## YOUR GOAL
Without including the pictures, copy out every line below.
====== RECORD LIST ======
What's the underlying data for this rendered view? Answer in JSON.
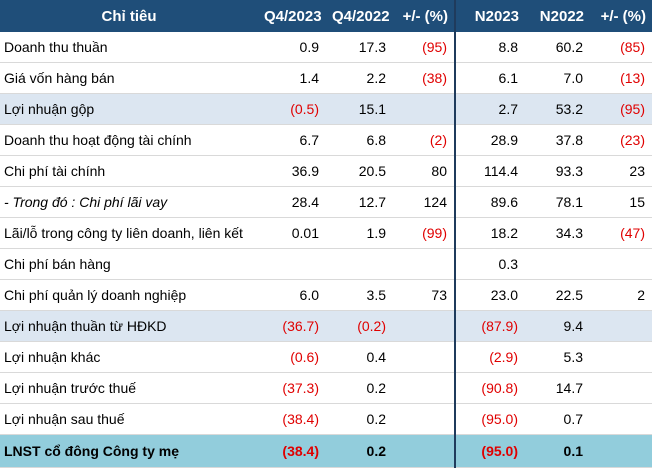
{
  "table": {
    "header": [
      "Chỉ tiêu",
      "Q4/2023",
      "Q4/2022",
      "+/- (%)",
      "N2023",
      "N2022",
      "+/- (%)"
    ],
    "rows": [
      {
        "style": "normal",
        "cells": [
          "Doanh thu thuần",
          "0.9",
          "17.3",
          "(95)",
          "8.8",
          "60.2",
          "(85)"
        ]
      },
      {
        "style": "normal",
        "cells": [
          "Giá vốn hàng bán",
          "1.4",
          "2.2",
          "(38)",
          "6.1",
          "7.0",
          "(13)"
        ]
      },
      {
        "style": "shaded",
        "cells": [
          "Lợi nhuận gộp",
          "(0.5)",
          "15.1",
          null,
          "2.7",
          "53.2",
          "(95)"
        ]
      },
      {
        "style": "normal",
        "cells": [
          "Doanh thu hoạt động tài chính",
          "6.7",
          "6.8",
          "(2)",
          "28.9",
          "37.8",
          "(23)"
        ]
      },
      {
        "style": "normal",
        "cells": [
          "Chi phí tài chính",
          "36.9",
          "20.5",
          "80",
          "114.4",
          "93.3",
          "23"
        ]
      },
      {
        "style": "italic",
        "cells": [
          "- Trong đó : Chi phí lãi vay",
          "28.4",
          "12.7",
          "124",
          "89.6",
          "78.1",
          "15"
        ]
      },
      {
        "style": "normal",
        "cells": [
          "Lãi/lỗ trong công ty liên doanh, liên kết",
          "0.01",
          "1.9",
          "(99)",
          "18.2",
          "34.3",
          "(47)"
        ]
      },
      {
        "style": "normal",
        "cells": [
          "Chi phí bán hàng",
          null,
          null,
          null,
          "0.3",
          null,
          null
        ]
      },
      {
        "style": "normal",
        "cells": [
          "Chi phí quản lý doanh nghiệp",
          "6.0",
          "3.5",
          "73",
          "23.0",
          "22.5",
          "2"
        ]
      },
      {
        "style": "shaded",
        "cells": [
          "Lợi nhuận thuần từ HĐKD",
          "(36.7)",
          "(0.2)",
          null,
          "(87.9)",
          "9.4",
          null
        ]
      },
      {
        "style": "normal",
        "cells": [
          "Lợi nhuận khác",
          "(0.6)",
          "0.4",
          null,
          "(2.9)",
          "5.3",
          null
        ]
      },
      {
        "style": "normal",
        "cells": [
          "Lợi nhuận trước thuế",
          "(37.3)",
          "0.2",
          null,
          "(90.8)",
          "14.7",
          null
        ]
      },
      {
        "style": "normal",
        "cells": [
          "Lợi nhuận sau thuế",
          "(38.4)",
          "0.2",
          null,
          "(95.0)",
          "0.7",
          null
        ]
      },
      {
        "style": "total",
        "cells": [
          "LNST cổ đông Công ty mẹ",
          "(38.4)",
          "0.2",
          null,
          "(95.0)",
          "0.1",
          null
        ]
      }
    ]
  }
}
======
## TASK ANSWER
What's the underlying data for this rendered view? Answer in JSON.
{
  "table": {
    "header": [
      "Chỉ tiêu",
      "Q4/2023",
      "Q4/2022",
      "+/- (%)",
      "N2023",
      "N2022",
      "+/- (%)"
    ],
    "rows": [
      {
        "style": "normal",
        "cells": [
          "Doanh thu thuần",
          "0.9",
          "17.3",
          "(95)",
          "8.8",
          "60.2",
          "(85)"
        ]
      },
      {
        "style": "normal",
        "cells": [
          "Giá vốn hàng bán",
          "1.4",
          "2.2",
          "(38)",
          "6.1",
          "7.0",
          "(13)"
        ]
      },
      {
        "style": "shaded",
        "cells": [
          "Lợi nhuận gộp",
          "(0.5)",
          "15.1",
          null,
          "2.7",
          "53.2",
          "(95)"
        ]
      },
      {
        "style": "normal",
        "cells": [
          "Doanh thu hoạt động tài chính",
          "6.7",
          "6.8",
          "(2)",
          "28.9",
          "37.8",
          "(23)"
        ]
      },
      {
        "style": "normal",
        "cells": [
          "Chi phí tài chính",
          "36.9",
          "20.5",
          "80",
          "114.4",
          "93.3",
          "23"
        ]
      },
      {
        "style": "italic",
        "cells": [
          "- Trong đó : Chi phí lãi vay",
          "28.4",
          "12.7",
          "124",
          "89.6",
          "78.1",
          "15"
        ]
      },
      {
        "style": "normal",
        "cells": [
          "Lãi/lỗ trong công ty liên doanh, liên kết",
          "0.01",
          "1.9",
          "(99)",
          "18.2",
          "34.3",
          "(47)"
        ]
      },
      {
        "style": "normal",
        "cells": [
          "Chi phí bán hàng",
          null,
          null,
          null,
          "0.3",
          null,
          null
        ]
      },
      {
        "style": "normal",
        "cells": [
          "Chi phí quản lý doanh nghiệp",
          "6.0",
          "3.5",
          "73",
          "23.0",
          "22.5",
          "2"
        ]
      },
      {
        "style": "shaded",
        "cells": [
          "Lợi nhuận thuần từ HĐKD",
          "(36.7)",
          "(0.2)",
          null,
          "(87.9)",
          "9.4",
          null
        ]
      },
      {
        "style": "normal",
        "cells": [
          "Lợi nhuận khác",
          "(0.6)",
          "0.4",
          null,
          "(2.9)",
          "5.3",
          null
        ]
      },
      {
        "style": "normal",
        "cells": [
          "Lợi nhuận trước thuế",
          "(37.3)",
          "0.2",
          null,
          "(90.8)",
          "14.7",
          null
        ]
      },
      {
        "style": "normal",
        "cells": [
          "Lợi nhuận sau thuế",
          "(38.4)",
          "0.2",
          null,
          "(95.0)",
          "0.7",
          null
        ]
      },
      {
        "style": "total",
        "cells": [
          "LNST cổ đông Công ty mẹ",
          "(38.4)",
          "0.2",
          null,
          "(95.0)",
          "0.1",
          null
        ]
      }
    ]
  }
}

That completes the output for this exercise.